──────── STORED DATA

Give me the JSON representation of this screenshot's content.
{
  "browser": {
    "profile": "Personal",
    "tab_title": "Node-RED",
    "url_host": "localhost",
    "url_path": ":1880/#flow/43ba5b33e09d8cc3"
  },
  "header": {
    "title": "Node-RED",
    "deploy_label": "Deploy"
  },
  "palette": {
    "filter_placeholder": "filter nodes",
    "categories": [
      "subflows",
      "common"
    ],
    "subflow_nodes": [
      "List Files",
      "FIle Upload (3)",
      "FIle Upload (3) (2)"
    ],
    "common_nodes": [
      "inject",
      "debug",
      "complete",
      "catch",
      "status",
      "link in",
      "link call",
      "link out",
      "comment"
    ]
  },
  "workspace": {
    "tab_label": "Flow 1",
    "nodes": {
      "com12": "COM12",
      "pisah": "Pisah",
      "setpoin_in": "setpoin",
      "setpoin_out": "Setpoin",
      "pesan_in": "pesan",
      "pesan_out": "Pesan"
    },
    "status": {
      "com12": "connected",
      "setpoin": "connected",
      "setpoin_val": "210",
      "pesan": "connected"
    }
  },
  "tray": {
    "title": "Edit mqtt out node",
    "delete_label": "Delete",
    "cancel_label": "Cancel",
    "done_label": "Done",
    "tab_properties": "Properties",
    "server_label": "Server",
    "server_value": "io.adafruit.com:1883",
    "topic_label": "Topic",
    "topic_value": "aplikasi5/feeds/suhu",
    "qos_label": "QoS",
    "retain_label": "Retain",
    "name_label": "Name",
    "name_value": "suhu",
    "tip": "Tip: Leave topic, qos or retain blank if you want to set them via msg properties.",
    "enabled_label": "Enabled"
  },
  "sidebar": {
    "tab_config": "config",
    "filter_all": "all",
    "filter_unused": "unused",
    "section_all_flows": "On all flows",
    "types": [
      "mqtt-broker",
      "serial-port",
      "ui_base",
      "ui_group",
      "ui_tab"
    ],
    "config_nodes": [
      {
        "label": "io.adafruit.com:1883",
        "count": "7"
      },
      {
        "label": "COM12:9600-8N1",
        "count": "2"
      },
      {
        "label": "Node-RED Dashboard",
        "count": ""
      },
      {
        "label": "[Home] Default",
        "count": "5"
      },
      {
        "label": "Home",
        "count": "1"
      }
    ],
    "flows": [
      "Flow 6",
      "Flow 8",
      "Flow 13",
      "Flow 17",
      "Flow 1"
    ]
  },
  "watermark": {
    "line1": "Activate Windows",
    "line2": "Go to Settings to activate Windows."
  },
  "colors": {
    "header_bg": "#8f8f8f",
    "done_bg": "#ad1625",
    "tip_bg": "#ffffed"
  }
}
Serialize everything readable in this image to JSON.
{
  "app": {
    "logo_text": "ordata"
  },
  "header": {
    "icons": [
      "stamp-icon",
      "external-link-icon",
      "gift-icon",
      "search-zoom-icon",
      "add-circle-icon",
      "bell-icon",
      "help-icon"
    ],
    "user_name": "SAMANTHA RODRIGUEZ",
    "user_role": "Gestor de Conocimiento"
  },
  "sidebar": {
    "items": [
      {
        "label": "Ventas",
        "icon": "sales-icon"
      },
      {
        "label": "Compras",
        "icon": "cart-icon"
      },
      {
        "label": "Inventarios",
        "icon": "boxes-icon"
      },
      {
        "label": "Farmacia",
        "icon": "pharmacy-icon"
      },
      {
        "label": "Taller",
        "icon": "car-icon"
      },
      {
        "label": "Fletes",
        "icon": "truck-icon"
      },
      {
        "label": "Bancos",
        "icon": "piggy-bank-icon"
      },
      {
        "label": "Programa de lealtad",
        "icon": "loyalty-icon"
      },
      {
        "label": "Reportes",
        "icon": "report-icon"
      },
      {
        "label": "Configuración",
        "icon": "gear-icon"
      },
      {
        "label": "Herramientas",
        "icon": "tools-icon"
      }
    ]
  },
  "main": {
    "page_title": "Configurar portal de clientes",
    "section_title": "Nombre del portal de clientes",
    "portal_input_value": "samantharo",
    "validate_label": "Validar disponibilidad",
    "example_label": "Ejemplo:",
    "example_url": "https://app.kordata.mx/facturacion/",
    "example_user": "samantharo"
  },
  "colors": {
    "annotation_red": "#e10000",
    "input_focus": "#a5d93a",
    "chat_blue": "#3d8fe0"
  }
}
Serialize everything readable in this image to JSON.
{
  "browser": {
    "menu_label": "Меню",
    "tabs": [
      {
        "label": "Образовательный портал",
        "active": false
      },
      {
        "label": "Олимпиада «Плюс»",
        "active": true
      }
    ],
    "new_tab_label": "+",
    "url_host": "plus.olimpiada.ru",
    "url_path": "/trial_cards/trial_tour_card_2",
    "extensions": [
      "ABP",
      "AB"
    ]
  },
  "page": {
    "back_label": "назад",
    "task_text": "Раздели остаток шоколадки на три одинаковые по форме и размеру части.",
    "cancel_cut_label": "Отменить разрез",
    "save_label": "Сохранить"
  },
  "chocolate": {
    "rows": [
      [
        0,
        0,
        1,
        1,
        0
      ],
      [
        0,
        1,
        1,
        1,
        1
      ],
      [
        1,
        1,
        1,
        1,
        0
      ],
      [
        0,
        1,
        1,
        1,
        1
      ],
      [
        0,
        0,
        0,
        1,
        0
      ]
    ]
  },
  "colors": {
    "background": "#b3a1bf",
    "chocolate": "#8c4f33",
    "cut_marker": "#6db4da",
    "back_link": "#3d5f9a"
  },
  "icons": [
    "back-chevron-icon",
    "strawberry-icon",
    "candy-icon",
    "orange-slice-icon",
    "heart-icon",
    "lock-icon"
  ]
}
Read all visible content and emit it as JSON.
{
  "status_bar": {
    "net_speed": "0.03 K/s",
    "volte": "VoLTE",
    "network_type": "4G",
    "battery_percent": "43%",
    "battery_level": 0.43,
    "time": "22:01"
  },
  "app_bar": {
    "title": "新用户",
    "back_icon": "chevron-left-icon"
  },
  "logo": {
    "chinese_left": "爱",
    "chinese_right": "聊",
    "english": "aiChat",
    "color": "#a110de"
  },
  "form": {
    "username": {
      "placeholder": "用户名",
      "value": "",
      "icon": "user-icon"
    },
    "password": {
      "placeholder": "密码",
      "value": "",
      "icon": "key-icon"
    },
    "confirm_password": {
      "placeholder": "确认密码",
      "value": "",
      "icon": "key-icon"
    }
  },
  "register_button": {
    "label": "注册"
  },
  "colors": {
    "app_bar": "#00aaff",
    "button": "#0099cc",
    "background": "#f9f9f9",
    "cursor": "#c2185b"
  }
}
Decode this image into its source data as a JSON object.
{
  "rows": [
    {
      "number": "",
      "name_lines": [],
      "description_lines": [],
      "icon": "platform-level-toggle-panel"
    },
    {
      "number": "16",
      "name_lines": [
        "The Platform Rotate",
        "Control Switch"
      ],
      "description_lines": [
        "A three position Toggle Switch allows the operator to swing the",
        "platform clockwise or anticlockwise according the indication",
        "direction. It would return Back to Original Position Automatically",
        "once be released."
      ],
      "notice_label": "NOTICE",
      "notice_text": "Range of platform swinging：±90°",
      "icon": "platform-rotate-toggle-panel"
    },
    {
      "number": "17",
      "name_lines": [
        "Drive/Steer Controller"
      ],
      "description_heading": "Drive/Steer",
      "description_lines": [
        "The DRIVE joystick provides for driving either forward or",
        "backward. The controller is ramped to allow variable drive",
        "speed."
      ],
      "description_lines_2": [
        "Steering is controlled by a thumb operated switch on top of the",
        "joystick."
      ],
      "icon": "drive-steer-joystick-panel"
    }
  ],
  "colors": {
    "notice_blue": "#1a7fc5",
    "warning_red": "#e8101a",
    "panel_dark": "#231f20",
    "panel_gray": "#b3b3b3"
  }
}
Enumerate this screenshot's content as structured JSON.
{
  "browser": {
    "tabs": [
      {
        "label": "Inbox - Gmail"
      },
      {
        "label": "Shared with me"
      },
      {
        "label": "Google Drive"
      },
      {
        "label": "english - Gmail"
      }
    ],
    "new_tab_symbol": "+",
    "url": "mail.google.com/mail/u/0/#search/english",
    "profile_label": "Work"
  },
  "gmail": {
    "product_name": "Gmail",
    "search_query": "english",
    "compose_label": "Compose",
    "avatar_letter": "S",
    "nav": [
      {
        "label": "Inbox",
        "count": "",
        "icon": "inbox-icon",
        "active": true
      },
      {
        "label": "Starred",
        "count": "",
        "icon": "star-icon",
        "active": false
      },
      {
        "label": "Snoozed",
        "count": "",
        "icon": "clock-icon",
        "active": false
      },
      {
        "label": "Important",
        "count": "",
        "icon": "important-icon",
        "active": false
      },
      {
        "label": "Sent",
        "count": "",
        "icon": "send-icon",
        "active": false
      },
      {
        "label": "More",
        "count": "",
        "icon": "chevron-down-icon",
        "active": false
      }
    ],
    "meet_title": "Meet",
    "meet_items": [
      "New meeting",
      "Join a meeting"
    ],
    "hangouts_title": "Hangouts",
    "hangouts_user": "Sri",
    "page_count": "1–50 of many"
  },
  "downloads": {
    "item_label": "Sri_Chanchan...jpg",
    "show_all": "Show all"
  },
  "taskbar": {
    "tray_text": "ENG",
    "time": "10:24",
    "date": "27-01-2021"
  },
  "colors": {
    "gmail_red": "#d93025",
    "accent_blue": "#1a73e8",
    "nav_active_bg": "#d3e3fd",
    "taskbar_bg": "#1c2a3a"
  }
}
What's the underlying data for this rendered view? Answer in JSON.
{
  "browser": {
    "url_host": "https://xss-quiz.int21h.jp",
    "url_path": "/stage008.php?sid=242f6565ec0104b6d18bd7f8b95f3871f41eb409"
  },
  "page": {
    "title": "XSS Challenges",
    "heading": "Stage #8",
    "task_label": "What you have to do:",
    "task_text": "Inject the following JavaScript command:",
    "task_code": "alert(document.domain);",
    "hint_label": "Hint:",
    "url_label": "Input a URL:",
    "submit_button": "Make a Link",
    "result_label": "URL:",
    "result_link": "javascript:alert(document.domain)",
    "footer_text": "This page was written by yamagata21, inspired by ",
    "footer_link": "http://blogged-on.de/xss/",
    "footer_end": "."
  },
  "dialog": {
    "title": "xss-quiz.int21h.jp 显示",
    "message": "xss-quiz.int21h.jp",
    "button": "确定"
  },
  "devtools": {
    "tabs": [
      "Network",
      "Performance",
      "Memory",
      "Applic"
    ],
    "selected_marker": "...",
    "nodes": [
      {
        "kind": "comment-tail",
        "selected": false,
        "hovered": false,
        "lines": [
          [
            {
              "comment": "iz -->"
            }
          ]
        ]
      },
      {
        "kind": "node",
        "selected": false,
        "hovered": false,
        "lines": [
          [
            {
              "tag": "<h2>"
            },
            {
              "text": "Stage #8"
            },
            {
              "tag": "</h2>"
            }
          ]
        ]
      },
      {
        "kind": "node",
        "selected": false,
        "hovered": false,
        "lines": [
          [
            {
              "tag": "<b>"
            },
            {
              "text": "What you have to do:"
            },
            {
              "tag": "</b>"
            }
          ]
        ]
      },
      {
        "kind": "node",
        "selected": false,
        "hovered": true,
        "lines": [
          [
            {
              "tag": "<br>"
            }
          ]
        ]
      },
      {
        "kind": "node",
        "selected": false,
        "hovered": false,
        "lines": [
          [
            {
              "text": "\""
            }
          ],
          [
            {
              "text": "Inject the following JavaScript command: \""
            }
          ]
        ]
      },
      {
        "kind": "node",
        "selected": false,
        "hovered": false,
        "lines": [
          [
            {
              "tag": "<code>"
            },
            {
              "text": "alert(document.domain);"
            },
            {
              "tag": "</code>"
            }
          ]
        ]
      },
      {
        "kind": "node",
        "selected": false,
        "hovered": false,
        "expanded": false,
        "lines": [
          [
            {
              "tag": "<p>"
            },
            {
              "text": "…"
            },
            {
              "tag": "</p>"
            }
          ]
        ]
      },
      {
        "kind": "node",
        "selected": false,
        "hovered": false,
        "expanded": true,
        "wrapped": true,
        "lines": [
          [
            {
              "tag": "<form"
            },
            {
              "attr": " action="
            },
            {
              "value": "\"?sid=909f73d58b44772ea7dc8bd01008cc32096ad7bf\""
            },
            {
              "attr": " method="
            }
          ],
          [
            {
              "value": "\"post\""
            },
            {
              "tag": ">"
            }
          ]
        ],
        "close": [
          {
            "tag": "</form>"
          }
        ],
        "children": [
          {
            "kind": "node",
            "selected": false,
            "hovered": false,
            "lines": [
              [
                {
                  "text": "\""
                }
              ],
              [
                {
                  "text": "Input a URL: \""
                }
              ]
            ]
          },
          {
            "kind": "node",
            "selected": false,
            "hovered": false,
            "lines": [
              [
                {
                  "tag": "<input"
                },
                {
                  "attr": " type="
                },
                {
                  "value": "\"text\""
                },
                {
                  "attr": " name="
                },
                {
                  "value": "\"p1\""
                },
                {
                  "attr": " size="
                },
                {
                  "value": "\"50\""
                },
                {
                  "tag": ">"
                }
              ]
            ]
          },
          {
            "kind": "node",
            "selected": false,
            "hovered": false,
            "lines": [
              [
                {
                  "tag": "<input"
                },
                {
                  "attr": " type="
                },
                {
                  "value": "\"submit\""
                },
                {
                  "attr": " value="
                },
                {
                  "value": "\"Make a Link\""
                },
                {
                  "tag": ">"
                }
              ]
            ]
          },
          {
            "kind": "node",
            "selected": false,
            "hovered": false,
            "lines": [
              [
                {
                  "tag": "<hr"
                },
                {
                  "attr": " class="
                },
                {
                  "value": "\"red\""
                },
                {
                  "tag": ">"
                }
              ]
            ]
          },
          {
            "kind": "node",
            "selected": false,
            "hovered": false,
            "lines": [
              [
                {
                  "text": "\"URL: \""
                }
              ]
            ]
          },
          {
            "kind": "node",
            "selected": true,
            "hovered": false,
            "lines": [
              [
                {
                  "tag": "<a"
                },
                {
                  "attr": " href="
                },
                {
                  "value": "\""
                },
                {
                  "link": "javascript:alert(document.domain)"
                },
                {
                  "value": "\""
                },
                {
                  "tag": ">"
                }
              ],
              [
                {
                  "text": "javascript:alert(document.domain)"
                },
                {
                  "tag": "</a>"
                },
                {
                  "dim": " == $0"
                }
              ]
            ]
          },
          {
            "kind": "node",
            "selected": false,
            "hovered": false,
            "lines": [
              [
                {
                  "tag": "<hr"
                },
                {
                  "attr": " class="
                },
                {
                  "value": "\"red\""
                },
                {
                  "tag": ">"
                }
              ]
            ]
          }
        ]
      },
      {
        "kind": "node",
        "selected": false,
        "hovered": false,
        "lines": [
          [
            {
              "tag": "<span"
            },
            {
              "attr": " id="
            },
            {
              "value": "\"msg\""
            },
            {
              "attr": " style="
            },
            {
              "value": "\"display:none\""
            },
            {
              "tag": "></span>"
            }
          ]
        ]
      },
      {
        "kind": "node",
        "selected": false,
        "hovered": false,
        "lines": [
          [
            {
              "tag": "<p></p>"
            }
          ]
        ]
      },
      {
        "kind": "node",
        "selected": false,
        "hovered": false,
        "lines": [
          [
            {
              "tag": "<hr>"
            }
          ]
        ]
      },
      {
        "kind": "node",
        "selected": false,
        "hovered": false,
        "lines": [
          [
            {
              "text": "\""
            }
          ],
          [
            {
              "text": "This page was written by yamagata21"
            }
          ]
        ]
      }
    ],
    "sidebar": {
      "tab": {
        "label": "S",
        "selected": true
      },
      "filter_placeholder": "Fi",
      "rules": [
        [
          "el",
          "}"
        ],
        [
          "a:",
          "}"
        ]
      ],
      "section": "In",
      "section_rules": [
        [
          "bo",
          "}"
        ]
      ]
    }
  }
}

────────────────

EXERCISE BRIEF: Search the lines for the string "clientes" and copy every line that has it.

WRITTEN ANSWER:
    "page_title": "Configurar portal de clientes",
    "section_title": "Nombre del portal de clientes",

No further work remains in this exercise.